Copy the records below exactly as they appear.

Saved entries
☆ ☆ ☆ ☆

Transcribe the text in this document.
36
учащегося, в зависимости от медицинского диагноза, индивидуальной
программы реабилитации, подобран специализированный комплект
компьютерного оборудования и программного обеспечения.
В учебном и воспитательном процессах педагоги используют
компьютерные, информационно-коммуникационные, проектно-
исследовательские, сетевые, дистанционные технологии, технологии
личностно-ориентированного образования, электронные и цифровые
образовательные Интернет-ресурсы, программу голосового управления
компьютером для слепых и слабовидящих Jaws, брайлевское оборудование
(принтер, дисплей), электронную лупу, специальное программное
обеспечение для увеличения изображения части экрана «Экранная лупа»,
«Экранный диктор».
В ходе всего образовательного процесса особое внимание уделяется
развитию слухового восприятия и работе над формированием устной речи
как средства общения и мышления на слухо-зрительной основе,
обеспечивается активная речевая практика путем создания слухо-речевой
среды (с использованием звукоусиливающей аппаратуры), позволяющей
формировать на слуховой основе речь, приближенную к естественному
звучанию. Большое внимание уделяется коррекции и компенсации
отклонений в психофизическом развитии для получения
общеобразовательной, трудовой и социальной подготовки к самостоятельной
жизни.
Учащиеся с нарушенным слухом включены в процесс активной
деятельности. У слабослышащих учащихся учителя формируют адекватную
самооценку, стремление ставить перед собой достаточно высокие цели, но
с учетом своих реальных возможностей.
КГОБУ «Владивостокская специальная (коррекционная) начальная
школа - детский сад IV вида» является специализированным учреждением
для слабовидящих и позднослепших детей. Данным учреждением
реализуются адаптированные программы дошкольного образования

☆ ☆ ☆ ☆

# [Task response]
Transcribe the text in this document.
36
учащегося, в зависимости от медицинского диагноза, индивидуальной
программы реабилитации, подобран специализированный комплект
компьютерного оборудования и программного обеспечения.
В учебном и воспитательном процессах педагоги используют
компьютерные, информационно-коммуникационные, проектно-
исследовательские, сетевые, дистанционные технологии, технологии
личностно-ориентированного образования, электронные и цифровые
образовательные Интернет-ресурсы, программу голосового управления
компьютером для слепых и слабовидящих Jaws, брайлевское оборудование
(принтер, дисплей), электронную лупу, специальное программное
обеспечение для увеличения изображения части экрана «Экранная лупа»,
«Экранный диктор».
В ходе всего образовательного процесса особое внимание уделяется
развитию слухового восприятия и работе над формированием устной речи
как средства общения и мышления на слухо-зрительной основе,
обеспечивается активная речевая практика путем создания слухо-речевой
среды (с использованием звукоусиливающей аппаратуры), позволяющей
формировать на слуховой основе речь, приближенную к естественному
звучанию. Большое внимание уделяется коррекции и компенсации
отклонений в психофизическом развитии для получения
общеобразовательной, трудовой и социальной подготовки к самостоятельной
жизни.
Учащиеся с нарушенным слухом включены в процесс активной
деятельности. У слабослышащих учащихся учителя формируют адекватную
самооценку, стремление ставить перед собой достаточно высокие цели, но
с учетом своих реальных возможностей.
КГОБУ «Владивостокская специальная (коррекционная) начальная
школа - детский сад IV вида» является специализированным учреждением
для слабовидящих и позднослепших детей. Данным учреждением
реализуются адаптированные программы дошкольного образования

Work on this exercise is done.